- Required action 1: In the sales engineer feedback notes below, what new form factor does the writer plan to explore, and for what purpose?
- Required action 2: Write the next paragraph of the sales engineer feedback notes below, picking up after their final sentence.

Page excerpt: Begin

The sales engineers really liked Share Alert feature.
When viewing the alert information, it would be helpful to provide the related server context, for example, to provide a link to redirect to the System Dashboard KPI page.
Report Use Case
Viewing a report doesn’t make a lot of sense on a small phone form factor. Also there's not a use case for that on a small cellphone.
However, it can be super useful to present a monthly security report on iPad for IT executives. And that will be a new form factor for me to explore.
Apple Watch value proposition
Two Sales Engineers were excited to see the Apple Watch concept.
“This kind of cool Apple Watch app gives us more confidence for storytelling when we do a pitch presentation in front of their CIO and IT team.”
In Southeast Asia market, large amounts of admin use Android phone even if iOS dominates the whole enterprise mobile devices market. It would be ideal to launch both iOS and Android products and provide support to both platforms at the same time.

Page excerpt: End
Data for review: Begin

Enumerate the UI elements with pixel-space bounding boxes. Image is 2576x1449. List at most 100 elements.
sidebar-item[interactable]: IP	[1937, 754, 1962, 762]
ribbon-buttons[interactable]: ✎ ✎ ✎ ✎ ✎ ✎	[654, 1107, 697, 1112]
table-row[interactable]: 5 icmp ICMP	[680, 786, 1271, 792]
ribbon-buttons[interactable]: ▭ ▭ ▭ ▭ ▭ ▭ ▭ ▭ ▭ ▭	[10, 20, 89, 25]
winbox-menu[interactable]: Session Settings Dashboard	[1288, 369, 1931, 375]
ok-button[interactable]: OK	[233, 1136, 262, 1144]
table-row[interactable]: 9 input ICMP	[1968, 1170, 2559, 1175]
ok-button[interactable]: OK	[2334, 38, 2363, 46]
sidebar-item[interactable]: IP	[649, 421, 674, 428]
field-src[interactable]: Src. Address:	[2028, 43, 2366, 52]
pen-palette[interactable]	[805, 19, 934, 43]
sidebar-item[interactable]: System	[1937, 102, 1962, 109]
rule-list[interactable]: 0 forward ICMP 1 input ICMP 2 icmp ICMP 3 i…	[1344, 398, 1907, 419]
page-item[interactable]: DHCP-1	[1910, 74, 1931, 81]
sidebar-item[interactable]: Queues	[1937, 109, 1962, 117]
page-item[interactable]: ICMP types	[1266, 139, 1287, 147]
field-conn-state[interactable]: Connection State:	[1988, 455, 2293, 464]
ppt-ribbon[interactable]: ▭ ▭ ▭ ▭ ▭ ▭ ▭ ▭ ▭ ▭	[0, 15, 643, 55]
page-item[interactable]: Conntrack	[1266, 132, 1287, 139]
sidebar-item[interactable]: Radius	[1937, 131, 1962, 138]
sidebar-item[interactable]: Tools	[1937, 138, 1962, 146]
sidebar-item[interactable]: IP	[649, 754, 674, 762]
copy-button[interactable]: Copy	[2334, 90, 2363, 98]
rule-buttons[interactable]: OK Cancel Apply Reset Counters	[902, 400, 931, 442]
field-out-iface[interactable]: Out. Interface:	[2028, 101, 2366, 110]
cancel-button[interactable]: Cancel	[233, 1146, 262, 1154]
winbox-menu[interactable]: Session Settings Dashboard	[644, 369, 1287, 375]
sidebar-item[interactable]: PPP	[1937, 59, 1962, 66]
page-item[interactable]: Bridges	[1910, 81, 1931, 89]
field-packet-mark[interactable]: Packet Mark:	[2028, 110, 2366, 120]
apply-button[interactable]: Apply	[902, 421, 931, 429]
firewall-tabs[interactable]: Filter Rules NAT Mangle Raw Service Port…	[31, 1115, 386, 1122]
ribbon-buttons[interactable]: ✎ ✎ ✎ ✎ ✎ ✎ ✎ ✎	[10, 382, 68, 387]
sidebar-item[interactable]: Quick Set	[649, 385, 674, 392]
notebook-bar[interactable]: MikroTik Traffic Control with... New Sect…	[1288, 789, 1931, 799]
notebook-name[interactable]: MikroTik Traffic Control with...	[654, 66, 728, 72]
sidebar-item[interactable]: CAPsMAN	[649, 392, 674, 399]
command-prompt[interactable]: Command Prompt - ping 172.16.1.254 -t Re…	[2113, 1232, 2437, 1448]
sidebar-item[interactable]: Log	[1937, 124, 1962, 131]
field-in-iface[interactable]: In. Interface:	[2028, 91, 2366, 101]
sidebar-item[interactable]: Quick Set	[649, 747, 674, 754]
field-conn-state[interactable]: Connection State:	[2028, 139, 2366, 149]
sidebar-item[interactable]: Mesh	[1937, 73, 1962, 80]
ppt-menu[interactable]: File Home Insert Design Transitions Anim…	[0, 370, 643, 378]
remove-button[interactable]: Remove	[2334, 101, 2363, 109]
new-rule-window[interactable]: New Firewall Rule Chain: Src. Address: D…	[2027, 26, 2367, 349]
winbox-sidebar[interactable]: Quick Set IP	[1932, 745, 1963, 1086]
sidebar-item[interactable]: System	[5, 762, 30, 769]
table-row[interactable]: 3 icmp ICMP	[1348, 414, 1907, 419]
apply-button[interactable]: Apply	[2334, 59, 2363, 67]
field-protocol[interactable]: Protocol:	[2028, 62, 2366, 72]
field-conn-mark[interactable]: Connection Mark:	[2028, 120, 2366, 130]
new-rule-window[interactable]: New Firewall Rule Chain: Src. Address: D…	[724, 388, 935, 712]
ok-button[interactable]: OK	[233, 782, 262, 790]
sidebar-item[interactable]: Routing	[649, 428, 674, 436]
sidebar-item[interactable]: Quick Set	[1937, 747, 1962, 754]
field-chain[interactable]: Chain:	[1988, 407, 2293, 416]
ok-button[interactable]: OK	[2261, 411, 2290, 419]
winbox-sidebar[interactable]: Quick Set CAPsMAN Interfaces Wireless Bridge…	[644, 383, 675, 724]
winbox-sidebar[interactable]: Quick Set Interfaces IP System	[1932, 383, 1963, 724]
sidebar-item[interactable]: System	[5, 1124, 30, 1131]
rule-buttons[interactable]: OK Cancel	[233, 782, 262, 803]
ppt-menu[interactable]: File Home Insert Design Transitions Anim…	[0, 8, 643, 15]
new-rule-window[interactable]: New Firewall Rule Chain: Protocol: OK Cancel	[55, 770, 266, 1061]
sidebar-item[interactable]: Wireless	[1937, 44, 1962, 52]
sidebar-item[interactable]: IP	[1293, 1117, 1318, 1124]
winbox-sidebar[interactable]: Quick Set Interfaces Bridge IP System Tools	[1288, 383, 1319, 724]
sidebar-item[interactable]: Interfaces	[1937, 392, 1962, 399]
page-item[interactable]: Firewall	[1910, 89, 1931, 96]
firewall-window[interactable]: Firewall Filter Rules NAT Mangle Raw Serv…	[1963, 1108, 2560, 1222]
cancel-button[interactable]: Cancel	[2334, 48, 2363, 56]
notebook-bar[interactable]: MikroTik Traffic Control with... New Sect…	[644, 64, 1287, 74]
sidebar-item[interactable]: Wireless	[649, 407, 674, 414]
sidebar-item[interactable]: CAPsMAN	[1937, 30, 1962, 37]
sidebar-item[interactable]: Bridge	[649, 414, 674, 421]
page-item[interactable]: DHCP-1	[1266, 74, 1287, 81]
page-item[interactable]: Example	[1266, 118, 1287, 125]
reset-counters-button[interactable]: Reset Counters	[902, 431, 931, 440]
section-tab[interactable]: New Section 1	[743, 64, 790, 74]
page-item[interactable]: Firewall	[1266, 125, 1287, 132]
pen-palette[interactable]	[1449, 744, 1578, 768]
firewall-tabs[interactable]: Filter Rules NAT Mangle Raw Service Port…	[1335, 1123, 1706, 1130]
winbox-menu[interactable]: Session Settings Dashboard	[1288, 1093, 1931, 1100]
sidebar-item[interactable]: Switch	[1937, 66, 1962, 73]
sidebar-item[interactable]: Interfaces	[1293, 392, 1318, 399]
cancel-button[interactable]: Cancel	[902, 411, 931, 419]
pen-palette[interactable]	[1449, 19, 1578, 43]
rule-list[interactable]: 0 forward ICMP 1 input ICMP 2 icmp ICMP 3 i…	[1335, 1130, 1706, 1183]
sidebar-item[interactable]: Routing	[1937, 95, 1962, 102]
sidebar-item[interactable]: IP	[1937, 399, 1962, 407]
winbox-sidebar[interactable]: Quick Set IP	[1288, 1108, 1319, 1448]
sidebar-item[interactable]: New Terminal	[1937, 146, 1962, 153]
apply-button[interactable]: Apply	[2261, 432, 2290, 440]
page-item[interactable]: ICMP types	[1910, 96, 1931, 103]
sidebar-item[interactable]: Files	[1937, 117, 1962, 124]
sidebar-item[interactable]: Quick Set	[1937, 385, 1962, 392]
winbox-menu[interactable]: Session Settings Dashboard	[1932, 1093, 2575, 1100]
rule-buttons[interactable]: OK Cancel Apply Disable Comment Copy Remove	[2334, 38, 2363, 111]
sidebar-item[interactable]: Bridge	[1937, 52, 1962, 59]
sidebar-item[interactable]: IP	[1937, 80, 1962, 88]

Data for review: End

- Task output 1: The iPad, for presenting a monthly security report to IT executives.

- Task output 2:
With these feedbacks above, I quickly iterated and updated my design as the following below:
- Enhance and enrich the Alerts use case by designing search, severity filter, contextual behaviors and advanced filter experience. And make Alerts as the landing home page.
- In the Alert Detail page, provide a link to System Dashboard of a specific server to cross-link Alert page and Dashboard page.
- Apple Watch Experience: “Server alerts on your wrist” is what our sales and customers are excited about.
More testing and iteration
It’s a right time to continue testing the V2 prototype with some real customers and internal sales people. I would like to have more feedback about the newly updated design, the wearable experience and CIO tablet use case (view reports).
Product platform strategy
I’m pretty confident of the market-fit for this product, but I didn’t involve with engineers throughout my design process. Native app or hybrid app? Can a hybrid app give real-time native-like notification? What about Android? What about Apple Watch?
All these kinds of questions are still up in the air, and we need to balance and decide in aspects of technology, business and UX.
X-Code is too hard for me
Meng To is a talented designer and developer and I always admired his passion and design story. I tried to learn X-Code to build a Swift app prototype by following his tutorial, but I gave up and switched to Flinto and Principle.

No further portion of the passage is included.